**What is needed**
Using the material below, copy every line where "subtitle" appears.

**Records to process**
=-=-=

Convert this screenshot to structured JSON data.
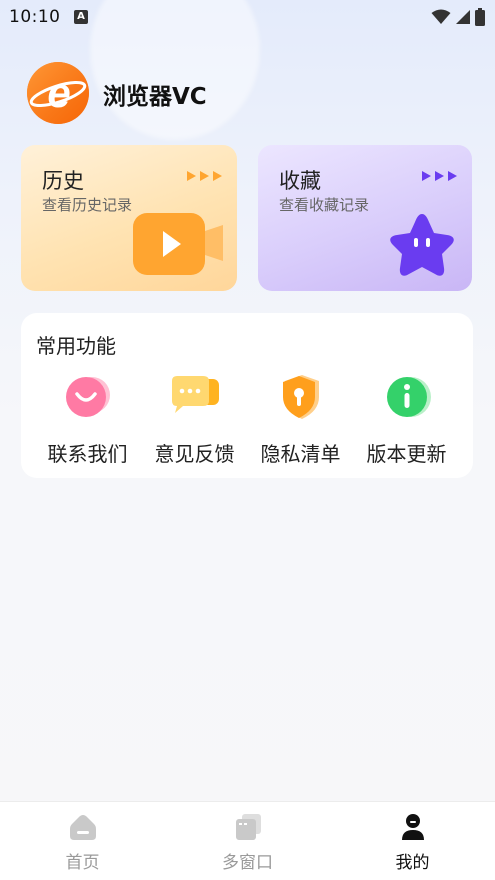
{
  "status_bar": {
    "time": "10:10",
    "notification_badge": "A"
  },
  "header": {
    "app_title": "浏览器VC",
    "logo_letter": "e"
  },
  "cards": {
    "history": {
      "title": "历史",
      "subtitle": "查看历史记录",
      "icon": "video-play-icon"
    },
    "favorites": {
      "title": "收藏",
      "subtitle": "查看收藏记录",
      "icon": "star-icon"
    }
  },
  "functions": {
    "title": "常用功能",
    "items": [
      {
        "label": "联系我们",
        "icon": "smile-chat-icon"
      },
      {
        "label": "意见反馈",
        "icon": "feedback-icon"
      },
      {
        "label": "隐私清单",
        "icon": "shield-lock-icon"
      },
      {
        "label": "版本更新",
        "icon": "info-icon"
      }
    ]
  },
  "bottom_nav": {
    "items": [
      {
        "label": "首页",
        "icon": "home-icon",
        "active": false
      },
      {
        "label": "多窗口",
        "icon": "windows-icon",
        "active": false
      },
      {
        "label": "我的",
        "icon": "profile-icon",
        "active": true
      }
    ]
  },
  "colors": {
    "history_accent": "#ffa530",
    "favorites_accent": "#6a3cf0",
    "logo_orange": "#ff7a12",
    "active_nav": "#111111",
    "inactive_nav": "#9a9a9a"
  }
}
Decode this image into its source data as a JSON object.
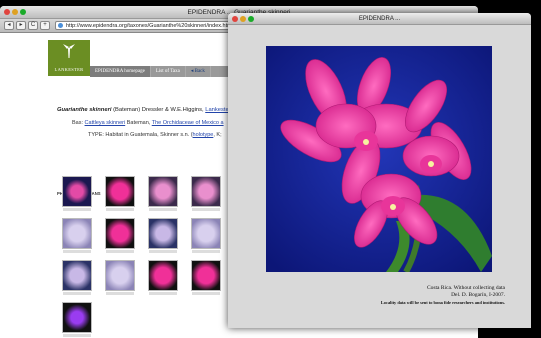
{
  "browser": {
    "title": "EPIDENDRA ... Guarianthe skinneri",
    "url": "http://www.epidendra.org/taxones/Guarianthe%20skinneri/index.html#"
  },
  "site": {
    "logo_text": "LANKESTER",
    "nav": [
      "EPIDENDRA homepage",
      "List of Taxa",
      "◂ Back"
    ]
  },
  "taxon": {
    "name": "Guarianthe skinneri",
    "authors": "(Bateman) Dressler & W.E.Higgins,",
    "ref_link": "Lankester",
    "bas_label": "Bas:",
    "bas_link": "Cattleya skinneri",
    "bas_author": "Bateman,",
    "bas_pub": "The Orchidaceae of Mexico a",
    "type_text": "TYPE: Habitat in Guatemala, Skinner s.n. (",
    "type_link": "holotype",
    "type_tail": ", K;"
  },
  "photos_heading": "PHOTOS AND SCANS",
  "image_window": {
    "title": "EPIDENDRA ...",
    "caption_line1": "Costa Rica. Without collecting data",
    "caption_line2": "Del. D. Bogarín, I-2007.",
    "caption_line3": "Locality data will be sent to bona fide researchers and institutions."
  },
  "nav_buttons": {
    "back": "◂",
    "forward": "▸",
    "reload": "C",
    "add": "+"
  },
  "colors": {
    "logo": "#6b8e23",
    "image_bg": "#15269a",
    "flower": "#e8359a"
  }
}
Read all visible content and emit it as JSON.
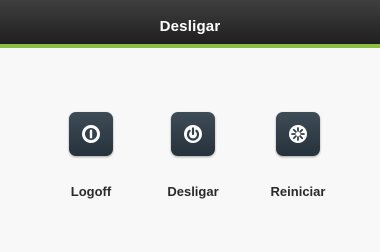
{
  "window": {
    "title": "Desligar"
  },
  "actions": [
    {
      "label": "Logoff",
      "icon": "logoff-icon"
    },
    {
      "label": "Desligar",
      "icon": "power-icon"
    },
    {
      "label": "Reiniciar",
      "icon": "restart-icon"
    }
  ],
  "colors": {
    "title_bar": "#2b2b2b",
    "accent": "#8cbf3f",
    "tile": "#34414b",
    "label": "#2a2a2a"
  }
}
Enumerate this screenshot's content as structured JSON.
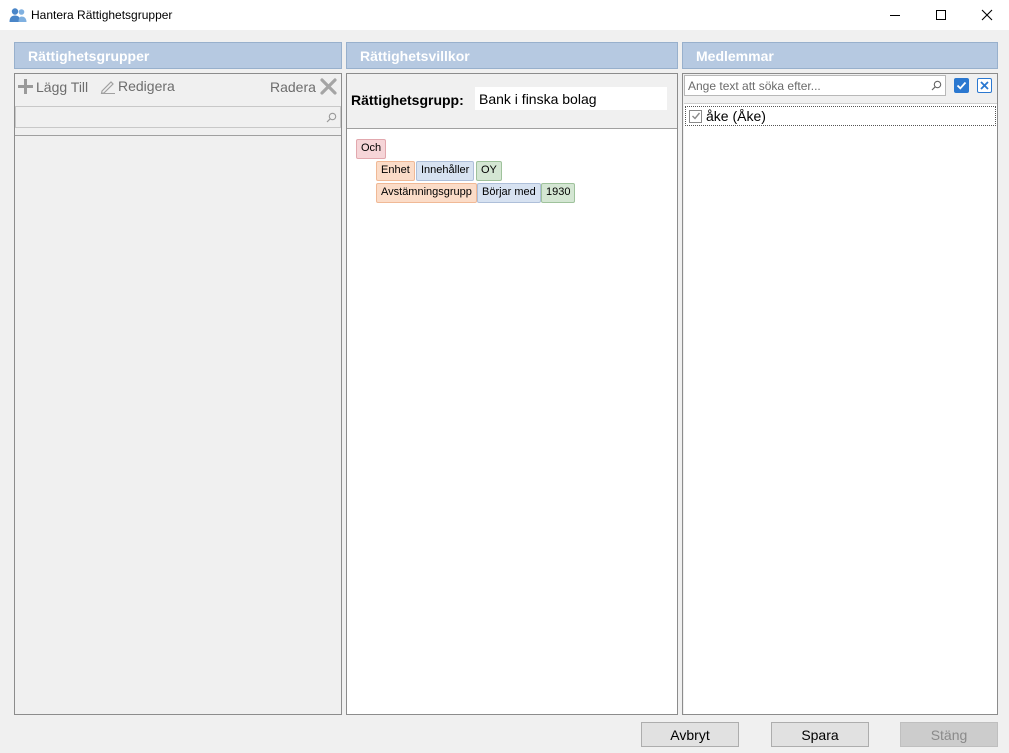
{
  "window": {
    "title": "Hantera Rättighetsgrupper",
    "icon": "users-icon"
  },
  "left_panel": {
    "header": "Rättighetsgrupper",
    "toolbar": {
      "add_label": "Lägg Till",
      "edit_label": "Redigera",
      "delete_label": "Radera"
    },
    "search": {
      "value": "",
      "placeholder": ""
    },
    "items": []
  },
  "middle_panel": {
    "header": "Rättighetsvillkor",
    "group_label": "Rättighetsgrupp:",
    "group_value": "Bank i finska bolag",
    "conditions": {
      "operator": "Och",
      "rules": [
        {
          "field": "Enhet",
          "comparator": "Innehåller",
          "value": "OY"
        },
        {
          "field": "Avstämningsgrupp",
          "comparator": "Börjar med",
          "value": "1930"
        }
      ]
    }
  },
  "right_panel": {
    "header": "Medlemmar",
    "search": {
      "value": "",
      "placeholder": "Ange text att söka efter..."
    },
    "members": [
      {
        "name": "åke (Åke)",
        "checked": true
      }
    ]
  },
  "footer": {
    "cancel_label": "Avbryt",
    "save_label": "Spara",
    "close_label": "Stäng",
    "close_enabled": false
  },
  "colors": {
    "header_bg": "#b6c9e1",
    "accent_blue": "#2b78d0",
    "operator_chip": "#f6d5d8",
    "field_chip": "#fbdcc8",
    "comparator_chip": "#d7e2f1",
    "value_chip": "#d4e6d3"
  }
}
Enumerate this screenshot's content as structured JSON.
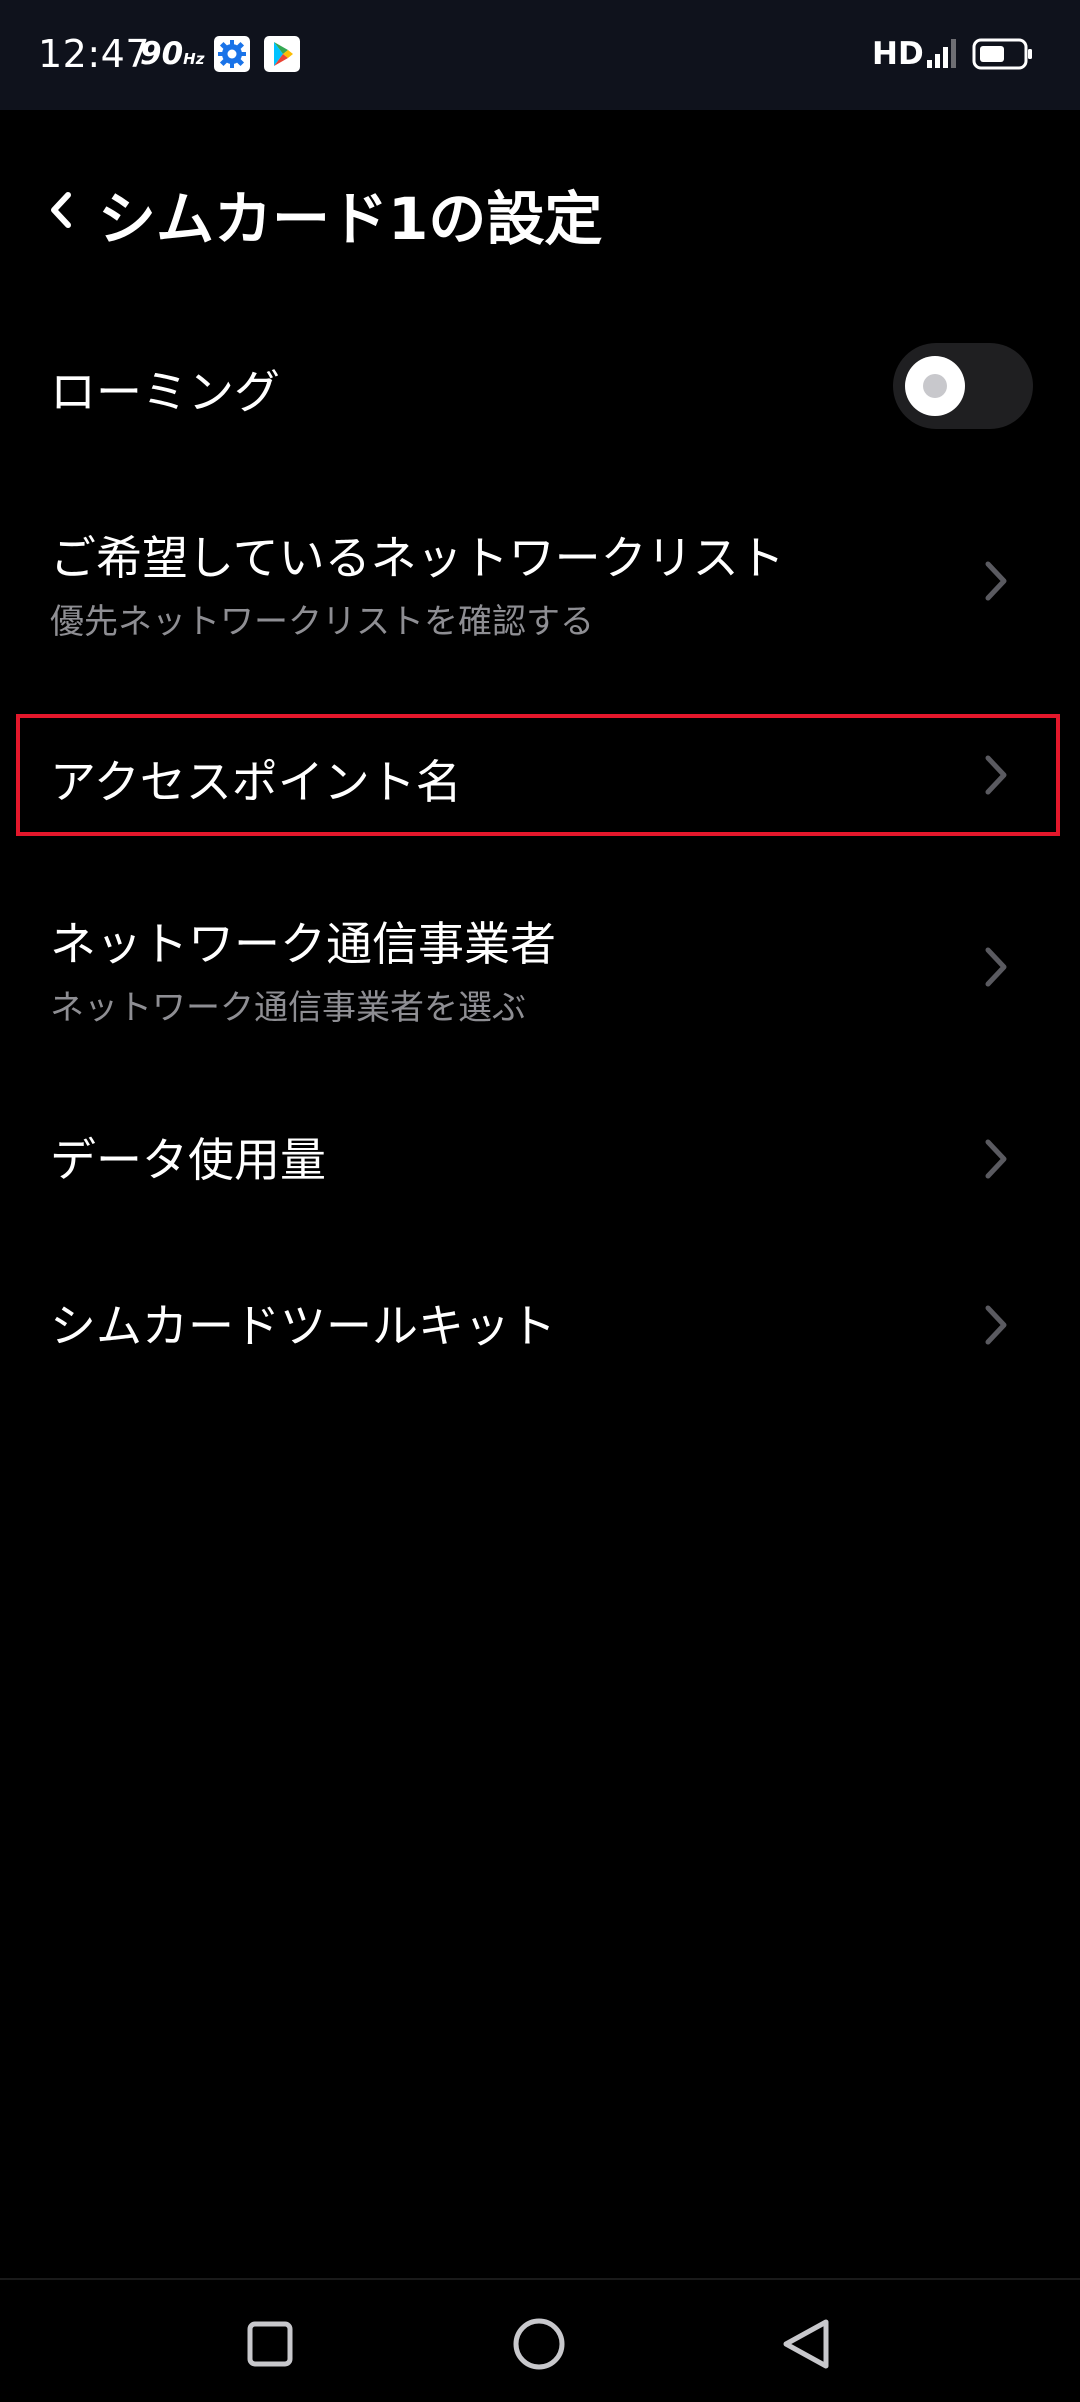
{
  "status_bar": {
    "time": "12:47",
    "refresh_rate": "90",
    "refresh_unit": "Hz",
    "network": "HD",
    "icons": [
      "settings-gear-icon",
      "play-store-icon",
      "signal-icon",
      "battery-icon"
    ]
  },
  "header": {
    "back_icon": "chevron-left-icon",
    "title": "シムカード1の設定"
  },
  "settings": {
    "roaming": {
      "title": "ローミング",
      "toggle_on": false
    },
    "preferred_network": {
      "title": "ご希望しているネットワークリスト",
      "subtitle": "優先ネットワークリストを確認する"
    },
    "access_point": {
      "title": "アクセスポイント名"
    },
    "carrier": {
      "title": "ネットワーク通信事業者",
      "subtitle": "ネットワーク通信事業者を選ぶ"
    },
    "data_usage": {
      "title": "データ使用量"
    },
    "sim_toolkit": {
      "title": "シムカードツールキット"
    }
  },
  "nav_bar": {
    "icons": [
      "recents-square-icon",
      "home-circle-icon",
      "back-triangle-icon"
    ]
  },
  "colors": {
    "background": "#000000",
    "status_bar": "#0f121c",
    "subtitle": "#8e8e93",
    "chevron": "#5a5a60",
    "highlight": "#e3172b",
    "toggle_track": "#1f1f21"
  }
}
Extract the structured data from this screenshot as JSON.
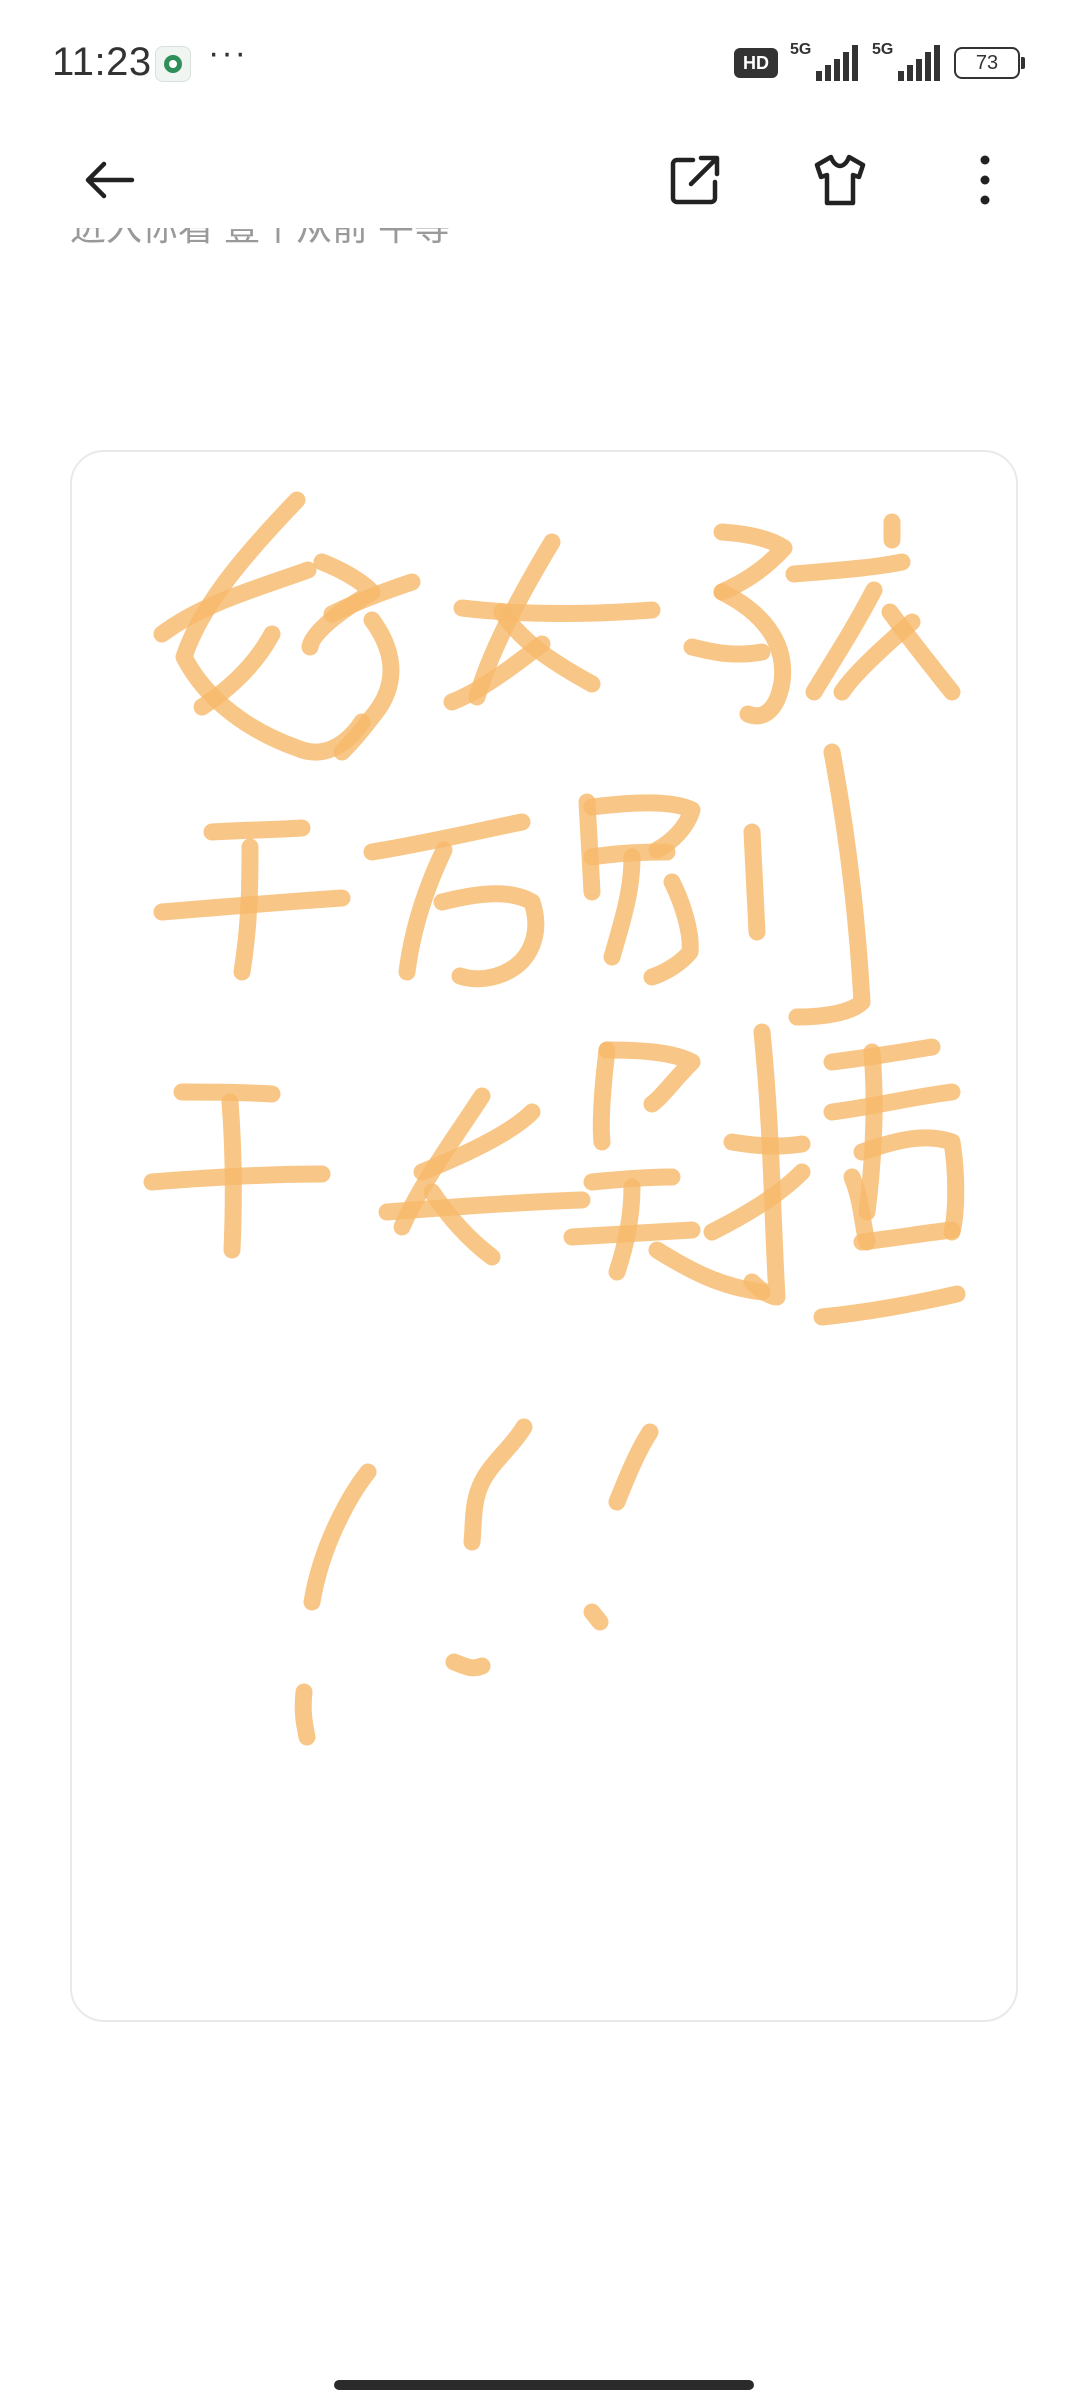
{
  "status_bar": {
    "time": "11:23",
    "more_indicator": "···",
    "hd_label": "HD",
    "network_1": "5G",
    "network_2": "5G",
    "battery_level": "73"
  },
  "toolbar": {
    "back_icon": "arrow-left-icon",
    "share_icon": "external-share-icon",
    "shirt_icon": "t-shirt-icon",
    "more_icon": "more-vertical-icon"
  },
  "post": {
    "cut_off_caption": "进入你看 壹个从前 平等",
    "handwriting_lines": [
      "好女孩",
      "千万别",
      "干娱播",
      "!!!"
    ],
    "ink_color": "#f7b96b"
  }
}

=-=-=

**Task response**
      "subtitle": "查看历史记录",
      "subtitle": "查看收藏记录",
      "subtitle": "優先ネットワークリストを確認する"
      "subtitle": "ネットワーク通信事業者を選ぶ"
    "subtitle": "#8e8e93",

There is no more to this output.